● **Task to complete**
Find the word "Snow" in the material below and gather every line that contains it.

● **Record list**
━━━━━━

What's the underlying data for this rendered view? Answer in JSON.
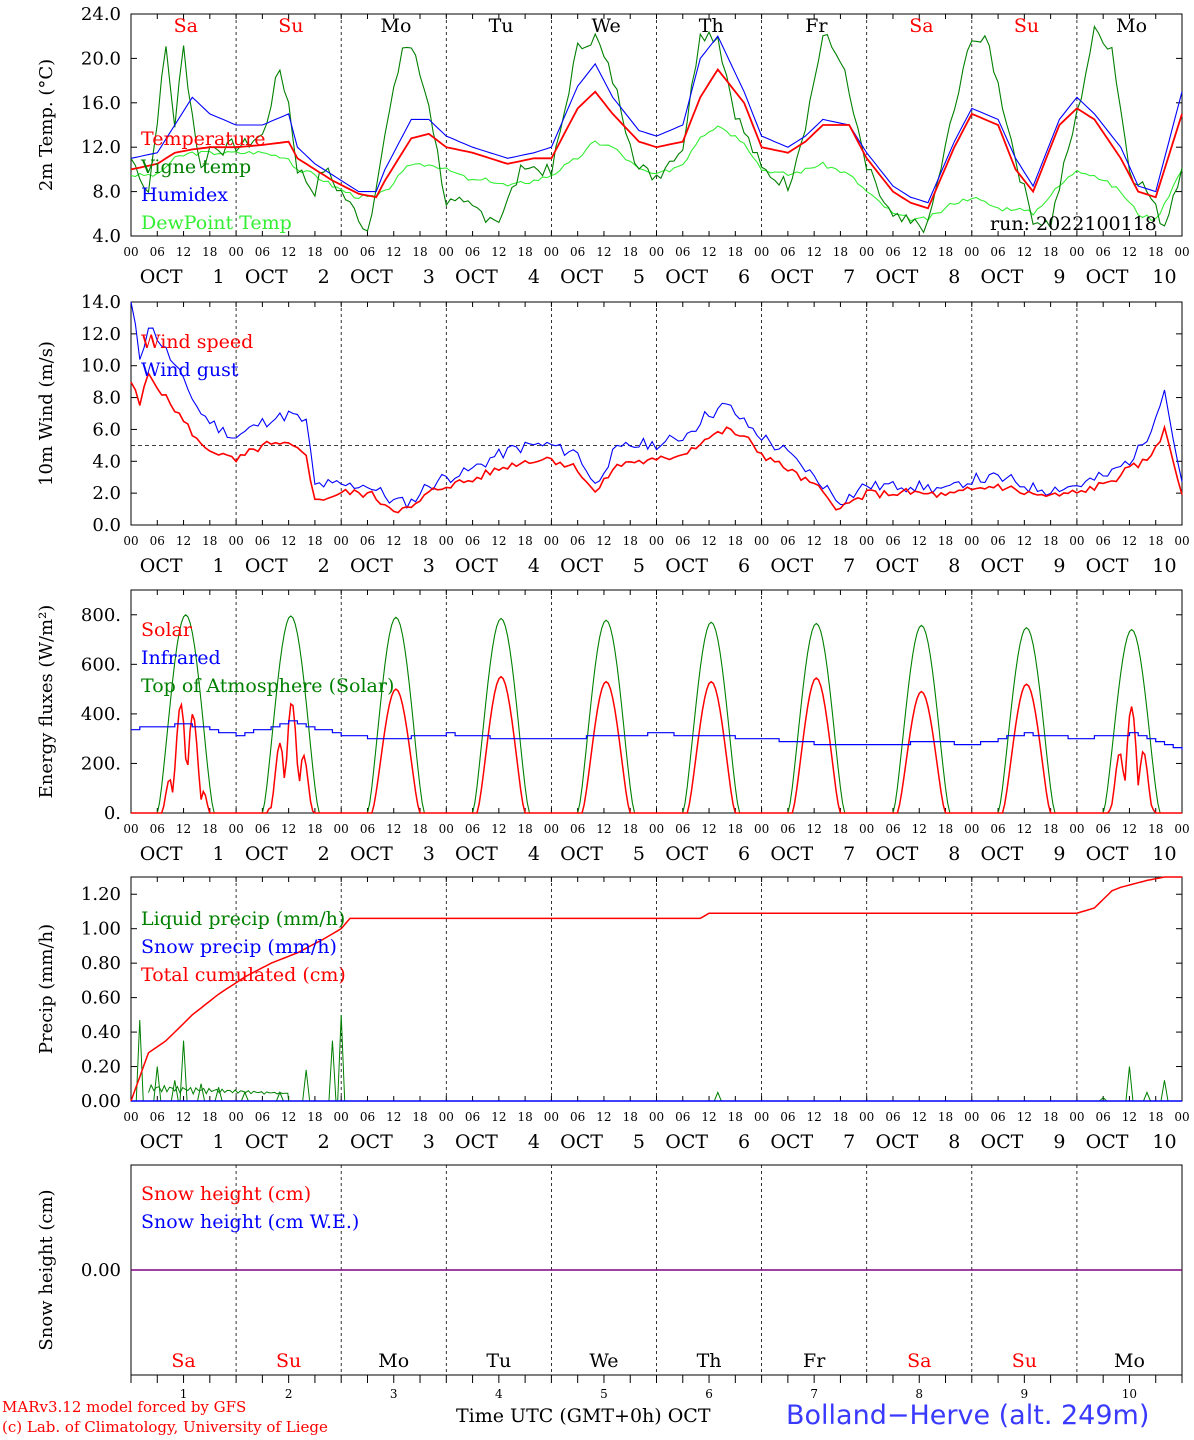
{
  "days": [
    {
      "dow": "Sa",
      "date": "1",
      "weekend": true
    },
    {
      "dow": "Su",
      "date": "2",
      "weekend": true
    },
    {
      "dow": "Mo",
      "date": "3",
      "weekend": false
    },
    {
      "dow": "Tu",
      "date": "4",
      "weekend": false
    },
    {
      "dow": "We",
      "date": "5",
      "weekend": false
    },
    {
      "dow": "Th",
      "date": "6",
      "weekend": false
    },
    {
      "dow": "Fr",
      "date": "7",
      "weekend": false
    },
    {
      "dow": "Sa",
      "date": "8",
      "weekend": true
    },
    {
      "dow": "Su",
      "date": "9",
      "weekend": true
    },
    {
      "dow": "Mo",
      "date": "10",
      "weekend": false
    }
  ],
  "hour_ticks": [
    "00",
    "06",
    "12",
    "18"
  ],
  "month": "OCT",
  "footer": {
    "model": "MARv3.12 model forced by GFS",
    "lab": "(c) Lab. of Climatology, University of Liege",
    "time_label": "Time UTC (GMT+0h) OCT",
    "station": "Bolland−Herve (alt. 249m)"
  },
  "colors": {
    "red": "#ff0000",
    "green": "#008000",
    "blue": "#0000ff",
    "light_green": "#33ee33",
    "purple": "#800080"
  },
  "chart_data": [
    {
      "type": "line",
      "ylabel": "2m Temp. (°C)",
      "yticks": [
        "4.0",
        "8.0",
        "12.0",
        "16.0",
        "20.0",
        "24.0"
      ],
      "ylim": [
        4,
        24
      ],
      "annotation": "run: 2022100118",
      "x_unit": "hours since Oct 1 00 UTC",
      "series": [
        {
          "name": "Temperature",
          "color": "red",
          "x": [
            0,
            6,
            10,
            14,
            18,
            24,
            30,
            36,
            38,
            42,
            46,
            52,
            56,
            58,
            64,
            68,
            72,
            78,
            82,
            86,
            92,
            96,
            102,
            106,
            110,
            116,
            120,
            126,
            130,
            134,
            140,
            144,
            150,
            154,
            158,
            164,
            168,
            174,
            178,
            182,
            188,
            192,
            198,
            202,
            206,
            212,
            216,
            220,
            226,
            230,
            234,
            240
          ],
          "y": [
            10.0,
            10.5,
            11.5,
            11.8,
            12.0,
            12.0,
            12.2,
            12.5,
            11.0,
            10.0,
            9.0,
            7.8,
            7.5,
            9.0,
            12.8,
            13.2,
            12.0,
            11.5,
            11.0,
            10.5,
            11.0,
            11.0,
            15.5,
            17.0,
            15.0,
            12.5,
            12.0,
            12.5,
            16.5,
            19.0,
            16.0,
            12.0,
            11.5,
            12.5,
            14.0,
            14.0,
            11.0,
            8.0,
            7.0,
            6.5,
            12.0,
            15.0,
            14.0,
            10.0,
            8.0,
            14.0,
            15.5,
            14.5,
            11.0,
            8.0,
            7.5,
            15.0
          ]
        }
      ],
      "extra_series": [
        {
          "name": "Vigne temp",
          "color": "green",
          "x": [
            0,
            4,
            8,
            10,
            12,
            14,
            16,
            18,
            24,
            30,
            34,
            36,
            38,
            42,
            44,
            48,
            54,
            58,
            62,
            64,
            68,
            72,
            78,
            84,
            90,
            96,
            102,
            106,
            110,
            116,
            120,
            126,
            130,
            134,
            138,
            144,
            150,
            154,
            158,
            162,
            168,
            174,
            178,
            182,
            186,
            192,
            196,
            202,
            206,
            210,
            216,
            220,
            224,
            228,
            232,
            236,
            240
          ],
          "y": [
            11,
            8,
            21,
            14,
            21,
            15,
            10,
            12,
            12,
            13,
            19,
            16,
            10,
            8,
            10,
            8,
            4.5,
            13,
            21,
            21,
            16,
            7,
            6.5,
            5.5,
            10.5,
            9.5,
            21,
            22,
            18,
            10,
            9.5,
            12,
            22.5,
            22,
            15,
            10,
            8.5,
            14,
            22,
            20,
            10,
            5.5,
            5,
            5,
            12,
            22,
            21,
            11,
            5.5,
            5,
            15,
            22.5,
            21,
            10,
            8,
            5,
            10.5
          ]
        },
        {
          "name": "Humidex",
          "color": "blue",
          "x": [
            0,
            6,
            10,
            14,
            18,
            24,
            30,
            36,
            38,
            42,
            46,
            52,
            56,
            58,
            64,
            68,
            72,
            78,
            82,
            86,
            92,
            96,
            102,
            106,
            110,
            116,
            120,
            126,
            130,
            134,
            140,
            144,
            150,
            154,
            158,
            164,
            168,
            174,
            178,
            182,
            188,
            192,
            198,
            202,
            206,
            212,
            216,
            220,
            226,
            230,
            234,
            240
          ],
          "y": [
            11,
            11.5,
            14,
            16.5,
            15,
            14,
            14,
            15,
            12,
            10.5,
            9.5,
            8,
            8,
            10,
            14.5,
            14.5,
            13,
            12,
            11.5,
            11,
            11.5,
            12,
            17.5,
            19.5,
            16.5,
            13.5,
            13,
            14,
            20,
            22,
            17,
            13,
            12,
            13,
            14.5,
            14,
            11.5,
            8.5,
            7.5,
            7,
            12.5,
            15.5,
            14.5,
            11,
            8.5,
            14.5,
            16.5,
            15,
            12,
            8.5,
            8,
            17
          ]
        },
        {
          "name": "DewPoint Temp",
          "color": "light_green",
          "x": [
            0,
            6,
            10,
            14,
            18,
            24,
            30,
            36,
            38,
            42,
            46,
            52,
            56,
            58,
            64,
            68,
            72,
            78,
            82,
            86,
            92,
            96,
            102,
            106,
            110,
            116,
            120,
            126,
            130,
            134,
            140,
            144,
            150,
            154,
            158,
            164,
            168,
            174,
            178,
            182,
            188,
            192,
            198,
            202,
            206,
            212,
            216,
            220,
            226,
            230,
            234,
            240
          ],
          "y": [
            9.5,
            9.5,
            11,
            11.5,
            11.5,
            11.5,
            11.5,
            11,
            10,
            9.5,
            8.5,
            7.5,
            7.5,
            8,
            10.5,
            10.5,
            10,
            9,
            9,
            8.5,
            9,
            9.5,
            11,
            12.5,
            12,
            10,
            9.5,
            10.5,
            13,
            14,
            12.5,
            10,
            9.5,
            10,
            10.5,
            9.5,
            8,
            6,
            5.5,
            5.5,
            7,
            7.5,
            6.5,
            6.5,
            6,
            8.5,
            10,
            9.5,
            8,
            6,
            5.5,
            10
          ]
        }
      ]
    },
    {
      "type": "line",
      "ylabel": "10m Wind (m/s)",
      "yticks": [
        "0.0",
        "2.0",
        "4.0",
        "6.0",
        "8.0",
        "10.0",
        "12.0",
        "14.0"
      ],
      "ylim": [
        0,
        14
      ],
      "reference_line": 5,
      "series": [
        {
          "name": "Wind speed",
          "color": "red",
          "x": [
            0,
            2,
            4,
            8,
            12,
            16,
            20,
            24,
            30,
            36,
            40,
            42,
            48,
            54,
            60,
            64,
            68,
            72,
            78,
            84,
            90,
            96,
            102,
            106,
            110,
            114,
            120,
            126,
            132,
            136,
            140,
            144,
            150,
            156,
            162,
            168,
            174,
            180,
            186,
            192,
            198,
            204,
            210,
            216,
            222,
            228,
            232,
            236,
            240
          ],
          "y": [
            9.0,
            7.5,
            9.5,
            8.0,
            6.5,
            5.0,
            4.5,
            4.0,
            5.0,
            5.0,
            4.5,
            1.5,
            2.0,
            2.0,
            1.0,
            1.0,
            2.0,
            2.5,
            2.8,
            3.5,
            4.0,
            4.2,
            3.5,
            2.0,
            3.5,
            4.0,
            4.0,
            4.5,
            5.5,
            6.0,
            5.5,
            4.5,
            3.5,
            2.5,
            1.0,
            2.0,
            2.0,
            2.0,
            1.8,
            2.2,
            2.5,
            2.0,
            1.8,
            2.0,
            2.5,
            3.5,
            4.0,
            6.0,
            2.0
          ]
        },
        {
          "name": "Wind gust",
          "color": "blue",
          "x": [
            0,
            2,
            4,
            8,
            12,
            16,
            20,
            24,
            30,
            36,
            40,
            42,
            48,
            54,
            60,
            64,
            68,
            72,
            78,
            84,
            90,
            96,
            102,
            106,
            110,
            114,
            120,
            126,
            132,
            136,
            140,
            144,
            150,
            156,
            162,
            168,
            174,
            180,
            186,
            192,
            198,
            204,
            210,
            216,
            222,
            228,
            232,
            236,
            240
          ],
          "y": [
            14.0,
            10.5,
            12.5,
            11.0,
            9.0,
            7.0,
            6.0,
            5.5,
            6.5,
            7.0,
            6.5,
            2.5,
            2.5,
            2.5,
            1.5,
            1.5,
            2.5,
            3.0,
            3.5,
            4.5,
            5.0,
            5.0,
            4.5,
            2.5,
            4.5,
            5.0,
            5.0,
            5.5,
            7.0,
            7.5,
            6.5,
            5.5,
            4.5,
            3.0,
            1.5,
            2.5,
            2.5,
            2.5,
            2.2,
            2.8,
            3.0,
            2.5,
            2.2,
            2.5,
            3.0,
            4.0,
            5.5,
            8.5,
            2.5
          ]
        }
      ]
    },
    {
      "type": "line",
      "ylabel": "Energy fluxes (W/m²)",
      "yticks": [
        "0.",
        "200.",
        "400.",
        "600.",
        "800."
      ],
      "ylim": [
        0,
        900
      ],
      "series": [
        {
          "name": "Solar",
          "color": "red",
          "peaks": [
            480,
            450,
            500,
            550,
            530,
            530,
            545,
            490,
            520,
            430
          ]
        },
        {
          "name": "Infrared",
          "color": "blue",
          "x": [
            0,
            12,
            24,
            36,
            48,
            60,
            72,
            84,
            96,
            108,
            120,
            132,
            144,
            156,
            168,
            180,
            192,
            204,
            216,
            228,
            240
          ],
          "y": [
            340,
            360,
            310,
            370,
            310,
            300,
            320,
            300,
            300,
            310,
            320,
            310,
            300,
            280,
            270,
            285,
            280,
            320,
            300,
            320,
            255
          ]
        },
        {
          "name": "Top of Atmosphere (Solar)",
          "color": "green",
          "peaks": [
            800,
            795,
            790,
            785,
            778,
            770,
            765,
            757,
            748,
            740
          ]
        }
      ]
    },
    {
      "type": "line",
      "ylabel": "Precip (mm/h)",
      "yticks": [
        "0.00",
        "0.20",
        "0.40",
        "0.60",
        "0.80",
        "1.00",
        "1.20"
      ],
      "ylim": [
        0,
        1.3
      ],
      "series": [
        {
          "name": "Liquid precip (mm/h)",
          "color": "green",
          "spikes": [
            [
              2,
              0.47
            ],
            [
              6,
              0.2
            ],
            [
              10,
              0.12
            ],
            [
              12,
              0.35
            ],
            [
              16,
              0.1
            ],
            [
              20,
              0.08
            ],
            [
              26,
              0.05
            ],
            [
              34,
              0.05
            ],
            [
              40,
              0.18
            ],
            [
              46,
              0.35
            ],
            [
              48,
              0.5
            ],
            [
              134,
              0.05
            ],
            [
              222,
              0.02
            ],
            [
              228,
              0.2
            ],
            [
              232,
              0.05
            ],
            [
              236,
              0.12
            ]
          ]
        },
        {
          "name": "Snow precip (mm/h)",
          "color": "blue",
          "values": [
            0
          ]
        },
        {
          "name": "Total cumulated (cm)",
          "color": "red",
          "x": [
            0,
            4,
            8,
            14,
            20,
            26,
            32,
            38,
            44,
            48,
            50,
            60,
            96,
            120,
            130,
            132,
            168,
            210,
            216,
            220,
            224,
            226,
            232,
            236,
            240
          ],
          "y": [
            0,
            0.28,
            0.35,
            0.5,
            0.62,
            0.72,
            0.8,
            0.86,
            0.94,
            1.0,
            1.06,
            1.06,
            1.06,
            1.06,
            1.06,
            1.09,
            1.09,
            1.09,
            1.09,
            1.12,
            1.22,
            1.24,
            1.28,
            1.3,
            1.3
          ]
        }
      ]
    },
    {
      "type": "line",
      "ylabel": "Snow height (cm)",
      "yticks": [
        "0.00"
      ],
      "series": [
        {
          "name": "Snow height (cm)",
          "color": "red",
          "values": [
            0
          ]
        },
        {
          "name": "Snow height (cm W.E.)",
          "color": "blue",
          "values": [
            0
          ]
        }
      ]
    }
  ]
}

━━━━━━

● **Answer in full**
          "name": "Snow precip (mm/h)",
      "ylabel": "Snow height (cm)",
          "name": "Snow height (cm)",
          "name": "Snow height (cm W.E.)",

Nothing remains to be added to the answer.